DIRECTIVE: Write out the rows from the line with "Patent image size: (944, 1353)." up to and including the line with "The hollow housing 21 is at (417, 403).", substituting "indicator lamp" for "turn signal" and changing nothing else.
- - -
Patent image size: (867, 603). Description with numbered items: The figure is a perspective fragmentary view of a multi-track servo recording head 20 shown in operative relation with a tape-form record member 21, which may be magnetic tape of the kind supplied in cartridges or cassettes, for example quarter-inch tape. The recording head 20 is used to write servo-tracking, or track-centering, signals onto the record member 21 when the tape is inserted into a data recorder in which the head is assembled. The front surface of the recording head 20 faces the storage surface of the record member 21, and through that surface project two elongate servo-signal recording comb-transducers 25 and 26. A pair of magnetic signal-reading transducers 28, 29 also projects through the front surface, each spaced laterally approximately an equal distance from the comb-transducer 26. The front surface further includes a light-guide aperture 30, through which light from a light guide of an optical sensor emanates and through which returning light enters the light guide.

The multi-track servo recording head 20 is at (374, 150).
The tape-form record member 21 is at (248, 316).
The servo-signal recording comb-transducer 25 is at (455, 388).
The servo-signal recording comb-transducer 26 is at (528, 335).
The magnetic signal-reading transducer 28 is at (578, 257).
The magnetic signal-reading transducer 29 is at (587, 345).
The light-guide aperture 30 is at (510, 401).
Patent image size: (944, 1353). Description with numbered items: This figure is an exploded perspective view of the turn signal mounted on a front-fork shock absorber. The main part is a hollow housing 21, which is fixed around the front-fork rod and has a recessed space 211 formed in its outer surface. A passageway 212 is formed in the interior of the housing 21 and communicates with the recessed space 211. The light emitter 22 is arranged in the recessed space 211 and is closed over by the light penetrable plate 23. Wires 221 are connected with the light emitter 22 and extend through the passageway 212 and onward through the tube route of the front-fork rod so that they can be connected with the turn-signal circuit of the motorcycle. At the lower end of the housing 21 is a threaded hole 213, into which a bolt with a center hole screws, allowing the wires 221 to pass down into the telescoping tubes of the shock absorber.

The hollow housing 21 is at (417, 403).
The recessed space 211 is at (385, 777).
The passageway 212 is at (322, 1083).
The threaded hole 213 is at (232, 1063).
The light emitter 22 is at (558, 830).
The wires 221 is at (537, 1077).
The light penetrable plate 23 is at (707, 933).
- - -
ANSWER FOR THE TASK:
Patent image size: (944, 1353). Description with numbered items: This figure is an exploded perspective view of the indicator lamp mounted on a front-fork shock absorber. The main part is a hollow housing 21, which is fixed around the front-fork rod and has a recessed space 211 formed in its outer surface. A passageway 212 is formed in the interior of the housing 21 and communicates with the recessed space 211. The light emitter 22 is arranged in the recessed space 211 and is closed over by the light penetrable plate 23. Wires 221 are connected with the light emitter 22 and extend through the passageway 212 and onward through the tube route of the front-fork rod so that they can be connected with the turn-signal circuit of the motorcycle. At the lower end of the housing 21 is a threaded hole 213, into which a bolt with a center hole screws, allowing the wires 221 to pass down into the telescoping tubes of the shock absorber.

The hollow housing 21 is at (417, 403).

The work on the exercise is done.